Exercise details: Retype all material exactly. Pictures stay out of the copy.
-------- Record extracts --------
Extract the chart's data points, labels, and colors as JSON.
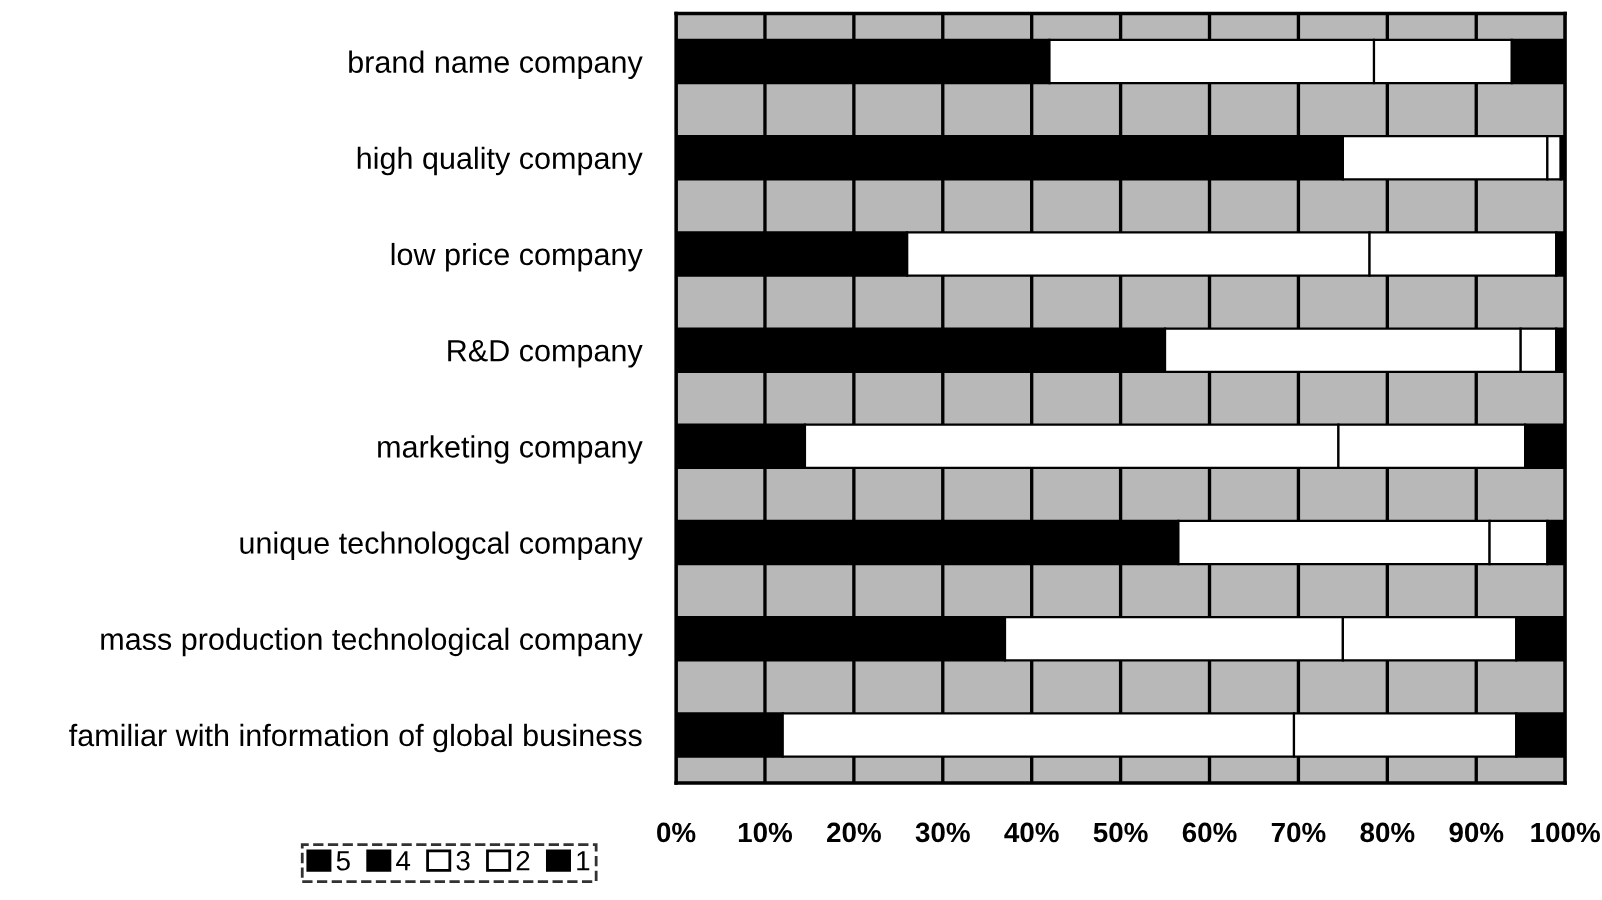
{
  "chart_data": {
    "type": "bar",
    "orientation": "horizontal",
    "stacked": true,
    "categories": [
      "brand name company",
      "high quality company",
      "low price company",
      "R&D company",
      "marketing company",
      "unique technologcal company",
      "mass production technological company",
      "familiar with information of global business"
    ],
    "series": [
      {
        "name": "5",
        "color": "#000000",
        "values": [
          null,
          null,
          null,
          null,
          null,
          null,
          null,
          null
        ]
      },
      {
        "name": "4",
        "color": "#000000",
        "values": [
          42,
          75,
          26,
          55,
          14.5,
          56.5,
          37,
          12
        ]
      },
      {
        "name": "3",
        "color": "#ffffff",
        "values": [
          36.5,
          23,
          52,
          40,
          60,
          35,
          38,
          57.5
        ]
      },
      {
        "name": "2",
        "color": "#ffffff",
        "values": [
          15.5,
          1.5,
          21,
          4,
          21,
          6.5,
          19.5,
          25
        ]
      },
      {
        "name": "1",
        "color": "#000000",
        "values": [
          6,
          0.5,
          1,
          1,
          4.5,
          2,
          5.5,
          5.5
        ]
      }
    ],
    "xlim": [
      0,
      100
    ],
    "xticks": [
      {
        "value": 0,
        "label": "0%"
      },
      {
        "value": 10,
        "label": "10%"
      },
      {
        "value": 20,
        "label": "20%"
      },
      {
        "value": 30,
        "label": "30%"
      },
      {
        "value": 40,
        "label": "40%"
      },
      {
        "value": 50,
        "label": "50%"
      },
      {
        "value": 60,
        "label": "60%"
      },
      {
        "value": 70,
        "label": "70%"
      },
      {
        "value": 80,
        "label": "80%"
      },
      {
        "value": 90,
        "label": "90%"
      },
      {
        "value": 100,
        "label": "100%"
      }
    ],
    "grid": "x",
    "legend": "bottom left"
  }
}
--------
Exercise result:
Extract the chart's data points, labels, and colors as JSON.
{
  "chart_data": {
    "type": "bar",
    "orientation": "horizontal",
    "stacked": true,
    "categories": [
      "brand name company",
      "high quality company",
      "low price company",
      "R&D company",
      "marketing company",
      "unique technologcal company",
      "mass production technological company",
      "familiar with information of global business"
    ],
    "series": [
      {
        "name": "5",
        "color": "#000000",
        "values": [
          null,
          null,
          null,
          null,
          null,
          null,
          null,
          null
        ]
      },
      {
        "name": "4",
        "color": "#000000",
        "values": [
          42,
          75,
          26,
          55,
          14.5,
          56.5,
          37,
          12
        ]
      },
      {
        "name": "3",
        "color": "#ffffff",
        "values": [
          36.5,
          23,
          52,
          40,
          60,
          35,
          38,
          57.5
        ]
      },
      {
        "name": "2",
        "color": "#ffffff",
        "values": [
          15.5,
          1.5,
          21,
          4,
          21,
          6.5,
          19.5,
          25
        ]
      },
      {
        "name": "1",
        "color": "#000000",
        "values": [
          6,
          0.5,
          1,
          1,
          4.5,
          2,
          5.5,
          5.5
        ]
      }
    ],
    "xlim": [
      0,
      100
    ],
    "xticks": [
      {
        "value": 0,
        "label": "0%"
      },
      {
        "value": 10,
        "label": "10%"
      },
      {
        "value": 20,
        "label": "20%"
      },
      {
        "value": 30,
        "label": "30%"
      },
      {
        "value": 40,
        "label": "40%"
      },
      {
        "value": 50,
        "label": "50%"
      },
      {
        "value": 60,
        "label": "60%"
      },
      {
        "value": 70,
        "label": "70%"
      },
      {
        "value": 80,
        "label": "80%"
      },
      {
        "value": 90,
        "label": "90%"
      },
      {
        "value": 100,
        "label": "100%"
      }
    ],
    "grid": "x",
    "legend": "bottom left"
  }
}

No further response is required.